→ **GOAL**
Take every line from the listing below that contains "Fractional".

→ **DATA EXCERPTS**
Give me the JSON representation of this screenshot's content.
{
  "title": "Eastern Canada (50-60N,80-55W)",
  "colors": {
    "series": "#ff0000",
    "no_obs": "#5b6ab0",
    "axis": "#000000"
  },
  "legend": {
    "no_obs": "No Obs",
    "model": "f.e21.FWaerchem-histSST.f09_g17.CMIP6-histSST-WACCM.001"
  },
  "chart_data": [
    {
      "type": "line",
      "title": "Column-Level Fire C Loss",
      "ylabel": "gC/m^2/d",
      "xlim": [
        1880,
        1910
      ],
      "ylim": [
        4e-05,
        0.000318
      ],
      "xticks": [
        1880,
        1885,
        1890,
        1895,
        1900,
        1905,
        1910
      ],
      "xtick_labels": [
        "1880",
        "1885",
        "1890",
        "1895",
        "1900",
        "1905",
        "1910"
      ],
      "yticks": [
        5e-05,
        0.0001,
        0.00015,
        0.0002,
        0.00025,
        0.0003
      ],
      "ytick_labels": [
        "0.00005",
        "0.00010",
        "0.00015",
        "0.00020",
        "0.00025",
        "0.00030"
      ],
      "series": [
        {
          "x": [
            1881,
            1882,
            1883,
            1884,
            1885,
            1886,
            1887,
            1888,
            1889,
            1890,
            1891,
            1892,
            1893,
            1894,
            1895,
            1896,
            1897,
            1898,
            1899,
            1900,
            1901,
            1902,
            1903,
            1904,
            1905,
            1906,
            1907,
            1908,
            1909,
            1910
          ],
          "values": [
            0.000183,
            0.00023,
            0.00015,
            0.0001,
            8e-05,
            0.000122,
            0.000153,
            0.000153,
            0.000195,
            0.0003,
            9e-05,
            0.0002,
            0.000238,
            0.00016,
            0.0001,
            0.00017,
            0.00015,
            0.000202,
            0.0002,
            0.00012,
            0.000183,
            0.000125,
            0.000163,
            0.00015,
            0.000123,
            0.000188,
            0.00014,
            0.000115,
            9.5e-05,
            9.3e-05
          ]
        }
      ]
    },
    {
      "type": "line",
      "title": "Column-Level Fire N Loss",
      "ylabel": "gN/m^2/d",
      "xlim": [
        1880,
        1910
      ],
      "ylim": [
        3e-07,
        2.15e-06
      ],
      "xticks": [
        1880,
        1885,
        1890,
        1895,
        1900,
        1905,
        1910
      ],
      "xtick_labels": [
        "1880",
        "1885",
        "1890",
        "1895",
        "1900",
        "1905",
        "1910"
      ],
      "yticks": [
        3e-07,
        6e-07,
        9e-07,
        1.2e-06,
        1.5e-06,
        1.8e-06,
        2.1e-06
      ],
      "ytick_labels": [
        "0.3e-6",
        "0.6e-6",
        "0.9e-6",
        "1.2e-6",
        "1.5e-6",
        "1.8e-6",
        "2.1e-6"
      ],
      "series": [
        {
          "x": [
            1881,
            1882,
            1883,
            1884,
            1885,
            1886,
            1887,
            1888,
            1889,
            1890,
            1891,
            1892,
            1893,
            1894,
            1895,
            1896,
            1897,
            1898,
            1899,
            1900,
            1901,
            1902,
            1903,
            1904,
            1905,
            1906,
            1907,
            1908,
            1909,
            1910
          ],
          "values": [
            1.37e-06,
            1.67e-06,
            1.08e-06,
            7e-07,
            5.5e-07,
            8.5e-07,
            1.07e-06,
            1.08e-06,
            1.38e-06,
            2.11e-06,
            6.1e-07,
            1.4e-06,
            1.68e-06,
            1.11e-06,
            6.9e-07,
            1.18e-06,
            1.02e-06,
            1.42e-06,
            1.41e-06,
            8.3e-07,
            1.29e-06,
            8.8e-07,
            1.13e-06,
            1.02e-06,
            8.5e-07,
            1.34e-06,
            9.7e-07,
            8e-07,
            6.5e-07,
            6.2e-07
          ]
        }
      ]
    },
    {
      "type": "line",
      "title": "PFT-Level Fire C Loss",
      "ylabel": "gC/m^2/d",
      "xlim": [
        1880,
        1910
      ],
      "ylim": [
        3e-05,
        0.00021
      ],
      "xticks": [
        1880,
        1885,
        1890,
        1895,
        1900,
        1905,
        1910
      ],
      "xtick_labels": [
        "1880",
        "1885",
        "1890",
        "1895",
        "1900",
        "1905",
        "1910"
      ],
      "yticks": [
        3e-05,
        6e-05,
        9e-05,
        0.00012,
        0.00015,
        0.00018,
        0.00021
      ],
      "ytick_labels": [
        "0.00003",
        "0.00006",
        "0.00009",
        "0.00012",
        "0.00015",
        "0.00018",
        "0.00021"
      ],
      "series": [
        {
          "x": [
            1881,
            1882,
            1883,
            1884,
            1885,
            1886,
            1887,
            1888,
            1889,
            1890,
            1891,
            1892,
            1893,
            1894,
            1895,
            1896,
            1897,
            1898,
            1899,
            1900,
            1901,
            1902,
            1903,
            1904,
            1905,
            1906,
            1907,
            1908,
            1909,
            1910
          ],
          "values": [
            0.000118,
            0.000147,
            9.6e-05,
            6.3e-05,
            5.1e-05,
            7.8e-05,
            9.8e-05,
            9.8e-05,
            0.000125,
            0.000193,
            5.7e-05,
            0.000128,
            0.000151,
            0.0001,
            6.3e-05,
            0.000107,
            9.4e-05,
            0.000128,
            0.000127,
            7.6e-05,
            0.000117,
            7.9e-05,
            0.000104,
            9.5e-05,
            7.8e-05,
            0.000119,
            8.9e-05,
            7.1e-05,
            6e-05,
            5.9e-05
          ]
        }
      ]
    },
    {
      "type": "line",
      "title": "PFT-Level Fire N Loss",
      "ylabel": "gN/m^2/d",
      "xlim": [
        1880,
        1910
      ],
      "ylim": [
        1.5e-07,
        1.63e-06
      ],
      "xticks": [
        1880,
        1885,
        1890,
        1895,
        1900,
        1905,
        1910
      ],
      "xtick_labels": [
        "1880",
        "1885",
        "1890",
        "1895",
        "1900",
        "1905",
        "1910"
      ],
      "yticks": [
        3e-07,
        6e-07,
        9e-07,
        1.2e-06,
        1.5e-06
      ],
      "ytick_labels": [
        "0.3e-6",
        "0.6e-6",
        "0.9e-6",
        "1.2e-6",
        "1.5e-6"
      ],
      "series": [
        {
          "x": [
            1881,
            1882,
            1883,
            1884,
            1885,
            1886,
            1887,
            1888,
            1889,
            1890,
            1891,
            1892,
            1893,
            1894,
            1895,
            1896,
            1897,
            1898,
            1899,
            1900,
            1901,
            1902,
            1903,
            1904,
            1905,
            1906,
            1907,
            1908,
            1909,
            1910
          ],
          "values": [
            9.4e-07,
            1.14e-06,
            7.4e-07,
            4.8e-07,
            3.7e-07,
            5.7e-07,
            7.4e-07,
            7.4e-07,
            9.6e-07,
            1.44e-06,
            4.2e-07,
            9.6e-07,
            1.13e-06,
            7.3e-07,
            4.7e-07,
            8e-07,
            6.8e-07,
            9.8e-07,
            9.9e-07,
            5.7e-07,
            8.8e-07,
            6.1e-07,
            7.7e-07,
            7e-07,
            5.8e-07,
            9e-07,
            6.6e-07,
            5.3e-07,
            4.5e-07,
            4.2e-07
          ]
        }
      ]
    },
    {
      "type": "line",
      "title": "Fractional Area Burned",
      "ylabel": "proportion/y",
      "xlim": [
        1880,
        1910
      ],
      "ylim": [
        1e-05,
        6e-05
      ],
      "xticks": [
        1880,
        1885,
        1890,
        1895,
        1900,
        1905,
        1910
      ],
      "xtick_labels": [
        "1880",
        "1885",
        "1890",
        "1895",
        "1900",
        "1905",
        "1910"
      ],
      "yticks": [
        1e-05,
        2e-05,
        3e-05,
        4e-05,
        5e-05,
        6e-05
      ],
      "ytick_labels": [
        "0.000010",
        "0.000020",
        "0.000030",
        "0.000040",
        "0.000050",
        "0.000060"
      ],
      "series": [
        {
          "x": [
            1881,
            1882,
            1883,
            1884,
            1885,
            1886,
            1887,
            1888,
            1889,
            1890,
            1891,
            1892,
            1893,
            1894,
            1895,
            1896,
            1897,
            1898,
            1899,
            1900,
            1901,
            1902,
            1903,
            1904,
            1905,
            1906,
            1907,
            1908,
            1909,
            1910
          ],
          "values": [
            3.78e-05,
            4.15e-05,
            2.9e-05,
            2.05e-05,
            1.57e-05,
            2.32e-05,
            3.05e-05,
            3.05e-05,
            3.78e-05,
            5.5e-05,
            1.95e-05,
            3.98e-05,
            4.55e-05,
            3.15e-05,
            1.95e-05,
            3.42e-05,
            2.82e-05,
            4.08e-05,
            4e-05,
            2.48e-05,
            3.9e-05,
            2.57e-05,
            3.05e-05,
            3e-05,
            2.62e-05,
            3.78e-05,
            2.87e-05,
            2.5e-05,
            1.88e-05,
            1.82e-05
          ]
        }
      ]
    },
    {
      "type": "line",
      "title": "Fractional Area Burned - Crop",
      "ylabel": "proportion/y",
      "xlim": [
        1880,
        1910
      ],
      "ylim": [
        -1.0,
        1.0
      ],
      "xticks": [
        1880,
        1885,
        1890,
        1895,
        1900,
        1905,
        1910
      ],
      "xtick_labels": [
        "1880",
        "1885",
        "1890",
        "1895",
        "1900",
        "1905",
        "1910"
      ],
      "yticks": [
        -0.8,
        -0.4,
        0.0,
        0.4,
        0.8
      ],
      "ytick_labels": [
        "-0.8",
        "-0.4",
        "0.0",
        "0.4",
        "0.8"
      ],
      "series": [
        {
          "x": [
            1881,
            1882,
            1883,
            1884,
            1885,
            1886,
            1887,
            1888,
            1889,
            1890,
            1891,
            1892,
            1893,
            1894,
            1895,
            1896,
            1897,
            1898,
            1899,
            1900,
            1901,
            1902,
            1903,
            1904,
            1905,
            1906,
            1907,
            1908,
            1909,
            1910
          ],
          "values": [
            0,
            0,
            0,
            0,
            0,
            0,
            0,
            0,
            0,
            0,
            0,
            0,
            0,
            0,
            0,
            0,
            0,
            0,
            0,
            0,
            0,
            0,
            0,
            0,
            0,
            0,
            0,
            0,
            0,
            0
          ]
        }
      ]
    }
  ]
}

→ **TASK SOLUTION**
      "title": "Fractional Area Burned",
      "title": "Fractional Area Burned - Crop",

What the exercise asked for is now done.